THE RECORDS:
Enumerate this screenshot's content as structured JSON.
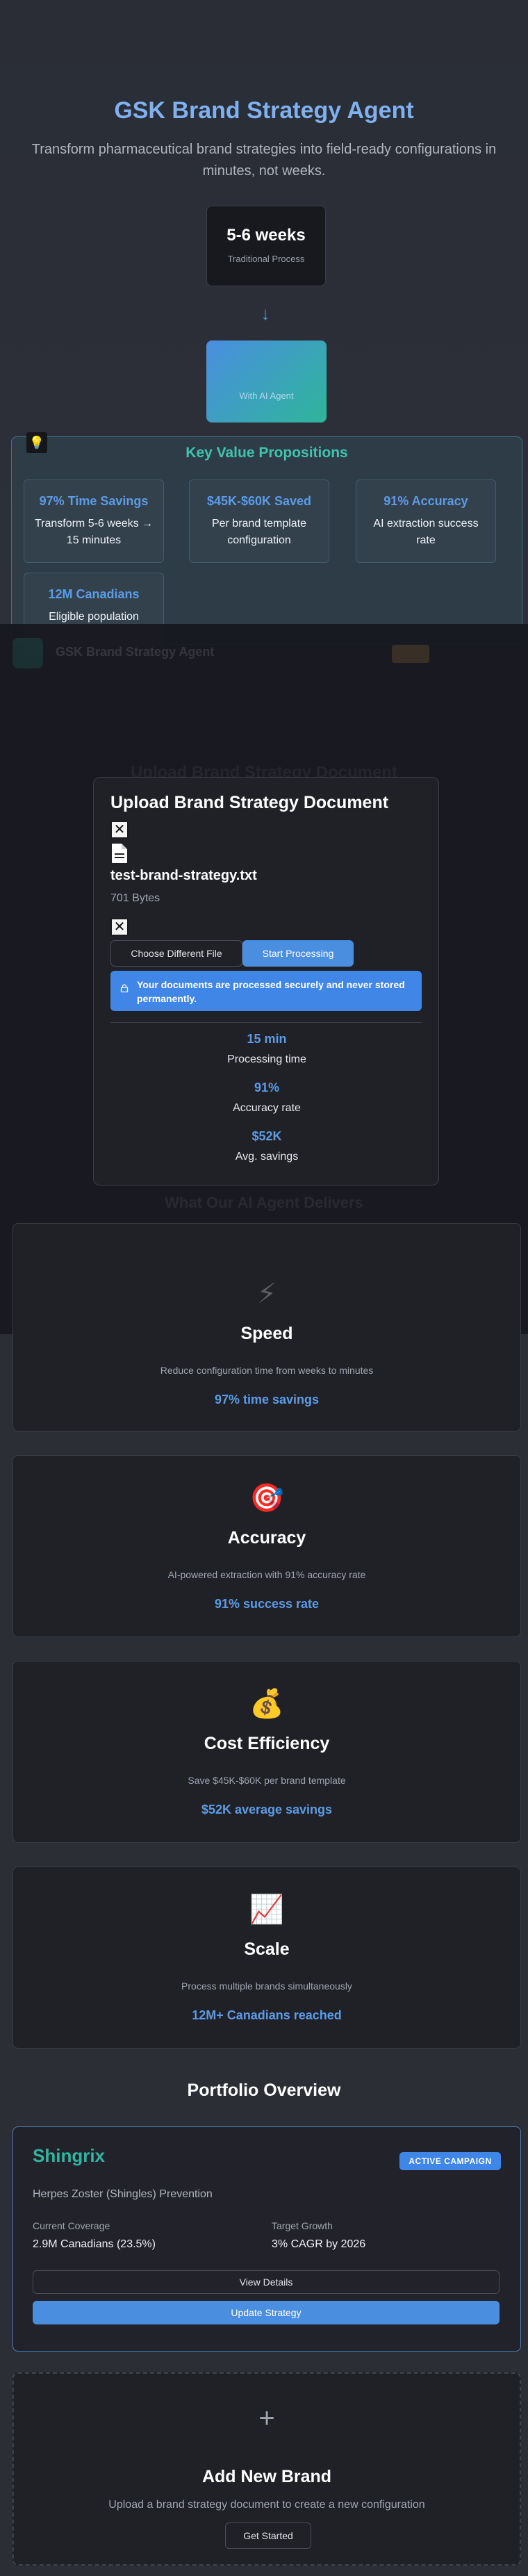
{
  "hero": {
    "title": "GSK Brand Strategy Agent",
    "subtitle": "Transform pharmaceutical brand strategies into field-ready configurations in minutes, not weeks.",
    "traditional": {
      "value": "5-6 weeks",
      "label": "Traditional Process"
    },
    "arrow_icon": "arrow-down-icon",
    "ai": {
      "label": "With AI Agent"
    }
  },
  "value_props": {
    "icon": "lightbulb-icon",
    "title": "Key Value Propositions",
    "cards": [
      {
        "headline": "97% Time Savings",
        "text": "Transform 5-6 weeks → 15 minutes"
      },
      {
        "headline": "$45K-$60K Saved",
        "text": "Per brand template configuration"
      },
      {
        "headline": "91% Accuracy",
        "text": "AI extraction success rate"
      },
      {
        "headline": "12M Canadians",
        "text": "Eligible population"
      }
    ]
  },
  "background": {
    "app_name": "GSK Brand Strategy Agent",
    "section_title": "Upload Brand Strategy Document",
    "section_subtitle": "What Our AI Agent Delivers"
  },
  "modal": {
    "title": "Upload Brand Strategy Document",
    "close_icon": "close-icon",
    "file_icon": "file-icon",
    "file_name": "test-brand-strategy.txt",
    "file_size": "701 Bytes",
    "remove_icon": "close-icon",
    "choose_label": "Choose Different File",
    "start_label": "Start Processing",
    "lock_icon": "lock-icon",
    "secure_text": "Your documents are processed securely and never stored permanently.",
    "stats": [
      {
        "value": "15 min",
        "label": "Processing time"
      },
      {
        "value": "91%",
        "label": "Accuracy rate"
      },
      {
        "value": "$52K",
        "label": "Avg. savings"
      }
    ]
  },
  "benefits": [
    {
      "icon": "lightning-icon",
      "glyph": "⚡",
      "title": "Speed",
      "desc": "Reduce configuration time from weeks to minutes",
      "highlight": "97% time savings"
    },
    {
      "icon": "target-icon",
      "glyph": "🎯",
      "title": "Accuracy",
      "desc": "AI-powered extraction with 91% accuracy rate",
      "highlight": "91% success rate"
    },
    {
      "icon": "money-bag-icon",
      "glyph": "💰",
      "title": "Cost Efficiency",
      "desc": "Save $45K-$60K per brand template",
      "highlight": "$52K average savings"
    },
    {
      "icon": "chart-up-icon",
      "glyph": "📈",
      "title": "Scale",
      "desc": "Process multiple brands simultaneously",
      "highlight": "12M+ Canadians reached"
    }
  ],
  "portfolio": {
    "title": "Portfolio Overview",
    "brand": {
      "name": "Shingrix",
      "badge": "ACTIVE CAMPAIGN",
      "description": "Herpes Zoster (Shingles) Prevention",
      "coverage_label": "Current Coverage",
      "coverage_value": "2.9M Canadians (23.5%)",
      "growth_label": "Target Growth",
      "growth_value": "3% CAGR by 2026",
      "details_label": "View Details",
      "update_label": "Update Strategy"
    },
    "add": {
      "icon": "plus-icon",
      "title": "Add New Brand",
      "desc": "Upload a brand strategy document to create a new configuration",
      "button": "Get Started"
    }
  },
  "colors": {
    "accent_blue": "#4a8ee0",
    "accent_teal": "#2fb5a3",
    "title_blue": "#7fb0ef"
  }
}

PROBLEM TO SOLVE: Pick out, from the lines above, every one that contains the string "headline".

FULL SOLUTION:
        "headline": "97% Time Savings",
        "headline": "$45K-$60K Saved",
        "headline": "91% Accuracy",
        "headline": "12M Canadians",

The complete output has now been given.